Each line of the material below should be reproduced exactly.

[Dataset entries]
%%
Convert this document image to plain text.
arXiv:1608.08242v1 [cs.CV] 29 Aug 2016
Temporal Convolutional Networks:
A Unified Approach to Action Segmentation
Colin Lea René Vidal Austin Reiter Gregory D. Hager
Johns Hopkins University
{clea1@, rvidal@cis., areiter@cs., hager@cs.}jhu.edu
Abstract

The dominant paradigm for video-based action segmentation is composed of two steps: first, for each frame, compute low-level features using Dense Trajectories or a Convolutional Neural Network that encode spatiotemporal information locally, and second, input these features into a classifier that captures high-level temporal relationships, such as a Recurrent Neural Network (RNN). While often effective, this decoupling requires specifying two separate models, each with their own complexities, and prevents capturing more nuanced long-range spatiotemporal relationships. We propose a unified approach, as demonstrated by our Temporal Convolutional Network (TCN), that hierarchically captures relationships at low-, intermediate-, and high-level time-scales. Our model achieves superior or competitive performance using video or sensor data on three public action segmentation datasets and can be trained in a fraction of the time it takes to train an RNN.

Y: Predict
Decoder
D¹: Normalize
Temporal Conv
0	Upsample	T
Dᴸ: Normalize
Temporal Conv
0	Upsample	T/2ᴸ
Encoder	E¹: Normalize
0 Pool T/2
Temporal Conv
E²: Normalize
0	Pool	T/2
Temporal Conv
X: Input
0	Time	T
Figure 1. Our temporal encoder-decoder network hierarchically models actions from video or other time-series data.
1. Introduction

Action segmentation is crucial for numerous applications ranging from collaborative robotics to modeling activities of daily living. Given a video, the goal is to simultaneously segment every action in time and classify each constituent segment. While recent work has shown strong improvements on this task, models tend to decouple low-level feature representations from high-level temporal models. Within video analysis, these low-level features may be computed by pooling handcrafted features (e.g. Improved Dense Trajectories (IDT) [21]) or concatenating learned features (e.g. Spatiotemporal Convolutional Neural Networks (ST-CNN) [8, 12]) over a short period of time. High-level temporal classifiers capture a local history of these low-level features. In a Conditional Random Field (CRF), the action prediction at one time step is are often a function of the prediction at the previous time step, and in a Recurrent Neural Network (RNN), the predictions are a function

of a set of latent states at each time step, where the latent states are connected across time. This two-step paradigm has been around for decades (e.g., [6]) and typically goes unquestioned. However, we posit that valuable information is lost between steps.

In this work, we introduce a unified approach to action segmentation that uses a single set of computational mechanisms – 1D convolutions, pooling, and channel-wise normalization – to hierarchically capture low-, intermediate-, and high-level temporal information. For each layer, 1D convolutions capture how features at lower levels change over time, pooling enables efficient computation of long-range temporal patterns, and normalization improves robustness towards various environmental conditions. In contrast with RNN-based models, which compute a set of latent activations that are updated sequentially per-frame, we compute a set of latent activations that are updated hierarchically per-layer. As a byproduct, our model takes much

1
%%
ANSWER IN FULL ▸
Convert this document image to plain text.
arXiv:1608.08242v1 [cs.CV] 29 Aug 2016
Temporal Convolutional Networks:
A Unified Approach to Action Segmentation
Colin Lea René Vidal Austin Reiter Gregory D. Hager
Johns Hopkins University
{clea1@, rvidal@cis., areiter@cs., hager@cs.}jhu.edu
Abstract

The dominant paradigm for video-based action segmentation is composed of two steps: first, for each frame, compute low-level features using Dense Trajectories or a Convolutional Neural Network that encode spatiotemporal information locally, and second, input these features into a classifier that captures high-level temporal relationships, such as a Recurrent Neural Network (RNN). While often effective, this decoupling requires specifying two separate models, each with their own complexities, and prevents capturing more nuanced long-range spatiotemporal relationships. We propose a unified approach, as demonstrated by our Temporal Convolutional Network (TCN), that hierarchically captures relationships at low-, intermediate-, and high-level time-scales. Our model achieves superior or competitive performance using video or sensor data on three public action segmentation datasets and can be trained in a fraction of the time it takes to train an RNN.

Y: Predict
Decoder
D¹: Normalize
Temporal Conv
0	Upsample	T
Dᴸ: Normalize
Temporal Conv
0	Upsample	T/2ᴸ
Encoder	E¹: Normalize
0 Pool T/2
Temporal Conv
E²: Normalize
0	Pool	T/2
Temporal Conv
X: Input
0	Time	T
Figure 1. Our temporal encoder-decoder network hierarchically models actions from video or other time-series data.
1. Introduction

Action segmentation is crucial for numerous applications ranging from collaborative robotics to modeling activities of daily living. Given a video, the goal is to simultaneously segment every action in time and classify each constituent segment. While recent work has shown strong improvements on this task, models tend to decouple low-level feature representations from high-level temporal models. Within video analysis, these low-level features may be computed by pooling handcrafted features (e.g. Improved Dense Trajectories (IDT) [21]) or concatenating learned features (e.g. Spatiotemporal Convolutional Neural Networks (ST-CNN) [8, 12]) over a short period of time. High-level temporal classifiers capture a local history of these low-level features. In a Conditional Random Field (CRF), the action prediction at one time step is are often a function of the prediction at the previous time step, and in a Recurrent Neural Network (RNN), the predictions are a function

of a set of latent states at each time step, where the latent states are connected across time. This two-step paradigm has been around for decades (e.g., [6]) and typically goes unquestioned. However, we posit that valuable information is lost between steps.

In this work, we introduce a unified approach to action segmentation that uses a single set of computational mechanisms – 1D convolutions, pooling, and channel-wise normalization – to hierarchically capture low-, intermediate-, and high-level temporal information. For each layer, 1D convolutions capture how features at lower levels change over time, pooling enables efficient computation of long-range temporal patterns, and normalization improves robustness towards various environmental conditions. In contrast with RNN-based models, which compute a set of latent activations that are updated sequentially per-frame, we compute a set of latent activations that are updated hierarchically per-layer. As a byproduct, our model takes much

1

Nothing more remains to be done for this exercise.